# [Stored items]
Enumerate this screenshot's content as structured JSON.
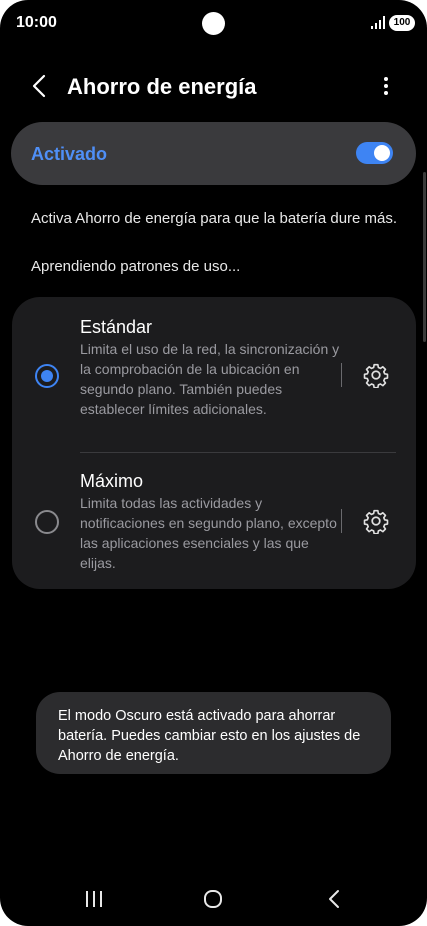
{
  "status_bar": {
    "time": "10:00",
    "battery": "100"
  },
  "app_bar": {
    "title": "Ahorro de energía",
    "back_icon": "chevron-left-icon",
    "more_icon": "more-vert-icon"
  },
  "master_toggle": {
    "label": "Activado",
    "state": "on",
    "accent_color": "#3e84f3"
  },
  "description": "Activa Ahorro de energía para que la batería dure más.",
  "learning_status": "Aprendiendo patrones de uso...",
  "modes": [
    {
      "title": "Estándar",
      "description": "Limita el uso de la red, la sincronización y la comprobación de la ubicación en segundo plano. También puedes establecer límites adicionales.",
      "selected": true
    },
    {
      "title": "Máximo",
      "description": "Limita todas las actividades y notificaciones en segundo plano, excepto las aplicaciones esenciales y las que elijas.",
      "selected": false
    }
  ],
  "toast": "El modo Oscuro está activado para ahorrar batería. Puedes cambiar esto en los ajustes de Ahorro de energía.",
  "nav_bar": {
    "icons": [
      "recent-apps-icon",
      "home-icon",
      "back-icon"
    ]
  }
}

==

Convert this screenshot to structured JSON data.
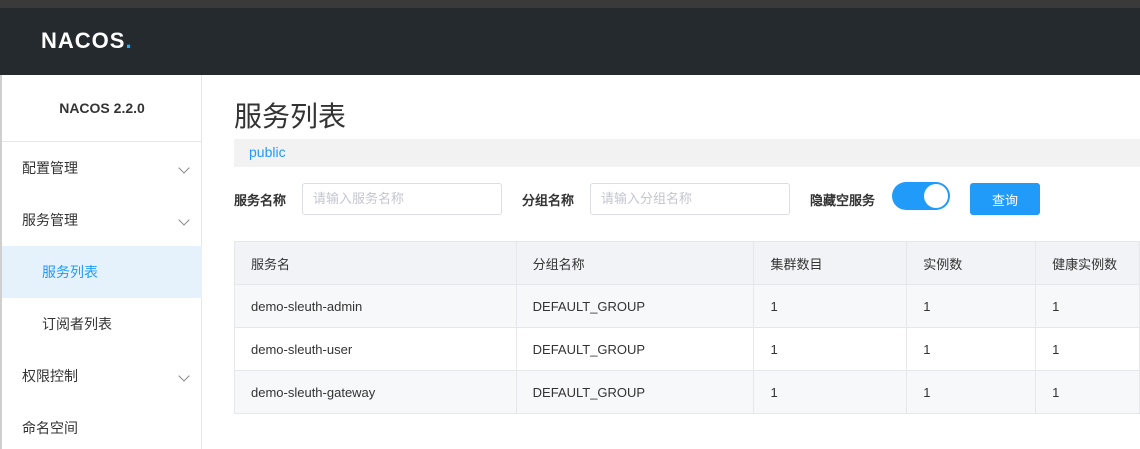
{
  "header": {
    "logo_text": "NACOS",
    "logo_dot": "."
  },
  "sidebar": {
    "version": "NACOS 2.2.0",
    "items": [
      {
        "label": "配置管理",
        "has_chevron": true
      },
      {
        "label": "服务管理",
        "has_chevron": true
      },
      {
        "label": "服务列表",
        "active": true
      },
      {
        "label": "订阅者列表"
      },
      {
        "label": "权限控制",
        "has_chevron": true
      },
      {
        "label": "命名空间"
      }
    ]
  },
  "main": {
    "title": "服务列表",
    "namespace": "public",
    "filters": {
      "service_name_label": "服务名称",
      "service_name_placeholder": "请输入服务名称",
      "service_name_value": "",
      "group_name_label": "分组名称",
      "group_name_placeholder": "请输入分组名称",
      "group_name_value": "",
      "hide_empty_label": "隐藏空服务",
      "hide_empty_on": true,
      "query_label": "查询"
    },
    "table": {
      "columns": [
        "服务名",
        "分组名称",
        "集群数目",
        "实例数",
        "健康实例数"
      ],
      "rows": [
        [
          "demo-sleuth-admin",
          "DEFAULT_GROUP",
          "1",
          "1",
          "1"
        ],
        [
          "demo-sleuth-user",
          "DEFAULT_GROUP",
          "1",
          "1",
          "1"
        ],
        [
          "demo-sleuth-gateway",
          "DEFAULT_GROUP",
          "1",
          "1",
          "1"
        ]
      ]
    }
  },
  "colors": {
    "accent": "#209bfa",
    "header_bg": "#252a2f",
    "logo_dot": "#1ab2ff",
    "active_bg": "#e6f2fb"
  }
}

--

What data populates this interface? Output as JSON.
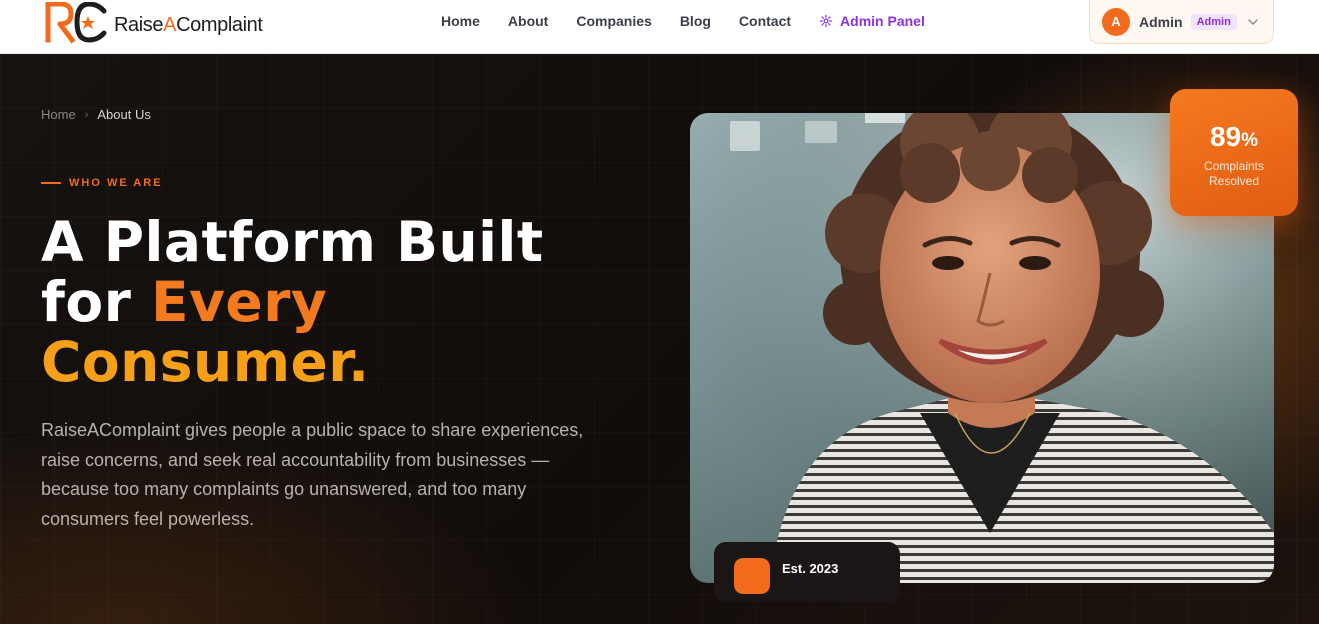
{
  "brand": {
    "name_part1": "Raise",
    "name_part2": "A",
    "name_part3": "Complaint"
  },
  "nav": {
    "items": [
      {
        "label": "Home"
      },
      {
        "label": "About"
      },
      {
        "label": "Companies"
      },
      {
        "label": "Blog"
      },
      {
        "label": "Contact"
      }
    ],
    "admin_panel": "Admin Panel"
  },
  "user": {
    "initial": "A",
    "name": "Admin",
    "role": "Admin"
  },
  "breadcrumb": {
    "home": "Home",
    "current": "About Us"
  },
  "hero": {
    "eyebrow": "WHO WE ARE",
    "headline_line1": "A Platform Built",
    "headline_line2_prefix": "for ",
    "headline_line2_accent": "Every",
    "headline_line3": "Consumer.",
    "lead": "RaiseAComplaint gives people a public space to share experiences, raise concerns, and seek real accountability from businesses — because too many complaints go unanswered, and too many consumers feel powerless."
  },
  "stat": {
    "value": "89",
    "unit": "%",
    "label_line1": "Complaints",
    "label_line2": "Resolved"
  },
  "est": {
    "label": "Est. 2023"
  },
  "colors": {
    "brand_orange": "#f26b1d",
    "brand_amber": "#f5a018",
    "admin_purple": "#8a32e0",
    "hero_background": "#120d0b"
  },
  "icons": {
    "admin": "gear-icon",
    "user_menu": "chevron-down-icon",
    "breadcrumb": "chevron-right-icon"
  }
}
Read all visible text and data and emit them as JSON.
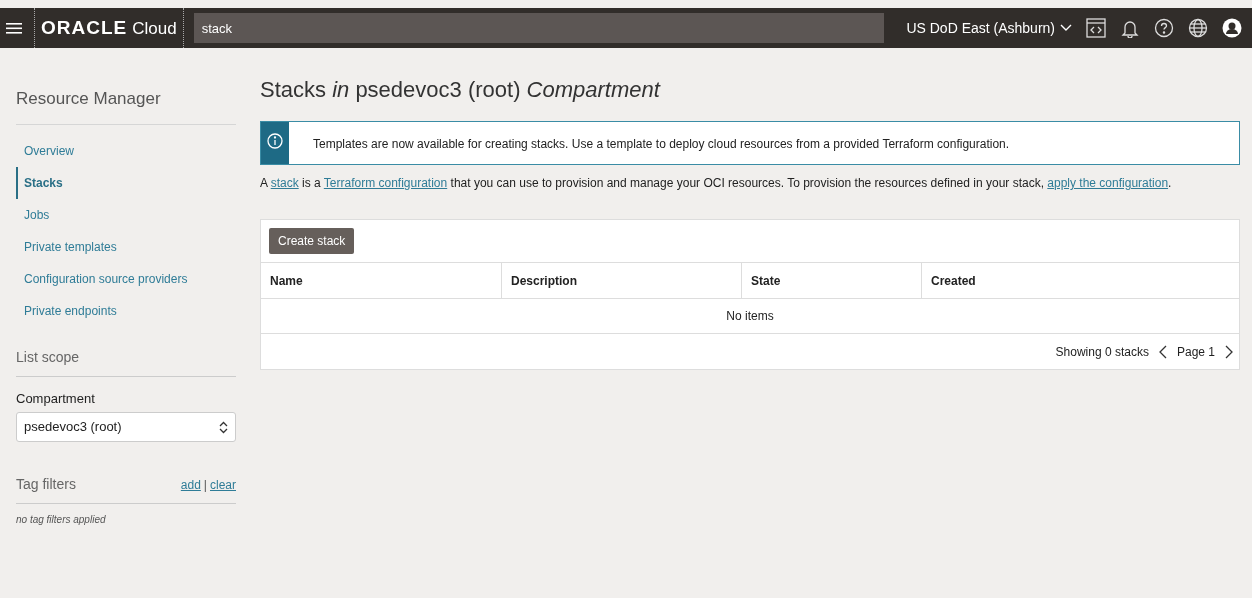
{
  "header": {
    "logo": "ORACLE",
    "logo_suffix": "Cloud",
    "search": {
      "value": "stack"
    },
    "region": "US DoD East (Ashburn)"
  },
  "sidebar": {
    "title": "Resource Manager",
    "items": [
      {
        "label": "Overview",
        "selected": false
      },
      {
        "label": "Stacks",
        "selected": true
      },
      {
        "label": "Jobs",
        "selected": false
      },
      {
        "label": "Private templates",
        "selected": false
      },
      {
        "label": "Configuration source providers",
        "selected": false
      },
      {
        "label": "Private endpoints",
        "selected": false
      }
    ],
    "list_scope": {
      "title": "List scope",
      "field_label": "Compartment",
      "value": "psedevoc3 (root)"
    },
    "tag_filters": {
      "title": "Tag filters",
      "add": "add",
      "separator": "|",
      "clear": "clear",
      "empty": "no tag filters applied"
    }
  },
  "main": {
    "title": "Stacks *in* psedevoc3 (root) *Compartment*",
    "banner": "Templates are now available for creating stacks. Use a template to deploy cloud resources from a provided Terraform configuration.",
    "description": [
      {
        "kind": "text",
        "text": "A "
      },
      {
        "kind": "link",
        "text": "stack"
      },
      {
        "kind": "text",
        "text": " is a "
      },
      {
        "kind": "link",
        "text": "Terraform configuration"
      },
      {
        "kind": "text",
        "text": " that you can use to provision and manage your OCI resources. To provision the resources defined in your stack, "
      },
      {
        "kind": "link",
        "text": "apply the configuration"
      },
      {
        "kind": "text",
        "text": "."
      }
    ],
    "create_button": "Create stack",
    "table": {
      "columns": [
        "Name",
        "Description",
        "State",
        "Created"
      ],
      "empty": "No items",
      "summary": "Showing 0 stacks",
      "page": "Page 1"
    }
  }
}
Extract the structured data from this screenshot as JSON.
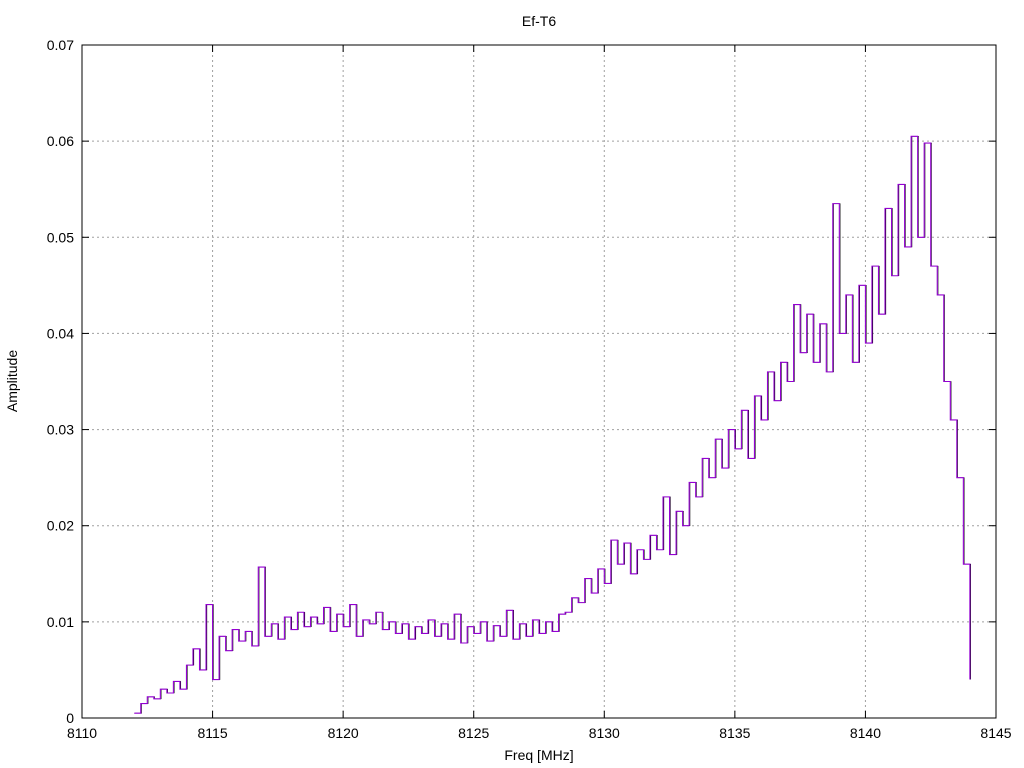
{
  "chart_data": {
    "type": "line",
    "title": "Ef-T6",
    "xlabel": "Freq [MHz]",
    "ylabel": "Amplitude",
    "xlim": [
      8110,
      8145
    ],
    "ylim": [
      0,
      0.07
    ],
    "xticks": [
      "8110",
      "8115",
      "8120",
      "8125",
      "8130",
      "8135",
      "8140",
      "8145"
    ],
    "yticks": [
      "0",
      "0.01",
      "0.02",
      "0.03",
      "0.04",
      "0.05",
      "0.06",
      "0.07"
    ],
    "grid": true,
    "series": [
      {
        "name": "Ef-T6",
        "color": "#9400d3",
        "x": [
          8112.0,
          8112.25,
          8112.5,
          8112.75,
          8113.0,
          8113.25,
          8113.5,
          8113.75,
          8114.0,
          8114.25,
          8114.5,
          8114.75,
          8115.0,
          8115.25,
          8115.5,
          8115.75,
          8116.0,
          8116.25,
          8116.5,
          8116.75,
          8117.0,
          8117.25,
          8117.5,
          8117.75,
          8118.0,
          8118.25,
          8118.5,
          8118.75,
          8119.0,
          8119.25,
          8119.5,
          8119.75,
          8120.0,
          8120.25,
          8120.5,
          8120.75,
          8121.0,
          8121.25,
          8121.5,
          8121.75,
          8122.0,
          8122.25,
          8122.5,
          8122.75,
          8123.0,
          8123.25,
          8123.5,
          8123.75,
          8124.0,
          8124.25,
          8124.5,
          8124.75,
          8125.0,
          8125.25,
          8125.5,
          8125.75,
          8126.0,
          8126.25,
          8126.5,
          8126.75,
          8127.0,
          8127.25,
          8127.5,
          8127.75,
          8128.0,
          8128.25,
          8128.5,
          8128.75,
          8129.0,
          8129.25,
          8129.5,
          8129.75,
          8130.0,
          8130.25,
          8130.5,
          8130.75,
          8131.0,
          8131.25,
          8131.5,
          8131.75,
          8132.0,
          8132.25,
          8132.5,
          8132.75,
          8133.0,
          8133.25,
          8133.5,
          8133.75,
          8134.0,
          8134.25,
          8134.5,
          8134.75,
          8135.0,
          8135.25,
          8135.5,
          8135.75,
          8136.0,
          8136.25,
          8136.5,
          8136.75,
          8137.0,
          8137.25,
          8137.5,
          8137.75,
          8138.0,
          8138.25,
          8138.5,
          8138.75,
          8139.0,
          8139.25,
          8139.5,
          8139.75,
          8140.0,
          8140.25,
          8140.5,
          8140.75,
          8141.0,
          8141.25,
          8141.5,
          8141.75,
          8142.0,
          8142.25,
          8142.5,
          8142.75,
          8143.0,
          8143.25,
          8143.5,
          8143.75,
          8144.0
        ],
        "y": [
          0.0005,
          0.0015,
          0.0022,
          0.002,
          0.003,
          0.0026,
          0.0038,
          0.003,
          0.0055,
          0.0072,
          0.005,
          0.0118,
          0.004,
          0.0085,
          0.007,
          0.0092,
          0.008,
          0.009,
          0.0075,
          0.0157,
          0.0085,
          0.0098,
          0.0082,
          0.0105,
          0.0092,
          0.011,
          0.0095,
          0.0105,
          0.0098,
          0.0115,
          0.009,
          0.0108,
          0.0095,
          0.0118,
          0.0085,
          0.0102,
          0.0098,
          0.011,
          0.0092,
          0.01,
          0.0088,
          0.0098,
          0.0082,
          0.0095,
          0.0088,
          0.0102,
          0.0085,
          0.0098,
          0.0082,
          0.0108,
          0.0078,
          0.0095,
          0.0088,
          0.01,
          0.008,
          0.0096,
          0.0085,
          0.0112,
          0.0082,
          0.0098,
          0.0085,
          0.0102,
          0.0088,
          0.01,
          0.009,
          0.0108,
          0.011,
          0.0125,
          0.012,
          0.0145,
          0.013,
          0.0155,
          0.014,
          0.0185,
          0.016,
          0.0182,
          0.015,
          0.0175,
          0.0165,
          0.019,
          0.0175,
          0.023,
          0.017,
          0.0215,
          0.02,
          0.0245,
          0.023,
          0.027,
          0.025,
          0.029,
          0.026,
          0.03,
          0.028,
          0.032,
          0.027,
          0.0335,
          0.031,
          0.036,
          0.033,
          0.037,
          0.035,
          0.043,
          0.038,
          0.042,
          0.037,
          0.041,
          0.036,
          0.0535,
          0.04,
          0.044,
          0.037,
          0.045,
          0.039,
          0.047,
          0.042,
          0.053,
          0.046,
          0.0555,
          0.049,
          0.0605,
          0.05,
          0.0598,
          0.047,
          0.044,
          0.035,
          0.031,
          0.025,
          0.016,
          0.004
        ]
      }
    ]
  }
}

# [Brief]
Which lines hold the word "from"? Copy all of them.

# [Response below]
    "lead": "RaiseAComplaint gives people a public space to share experiences, raise concerns, and seek real accountability from businesses — because too many complaints go unanswered, and too many consumers feel powerless."
    "banner": "Templates are now available for creating stacks. Use a template to deploy cloud resources from a provided Terraform configuration.",
Extract the structured data from this screenshot as JSON.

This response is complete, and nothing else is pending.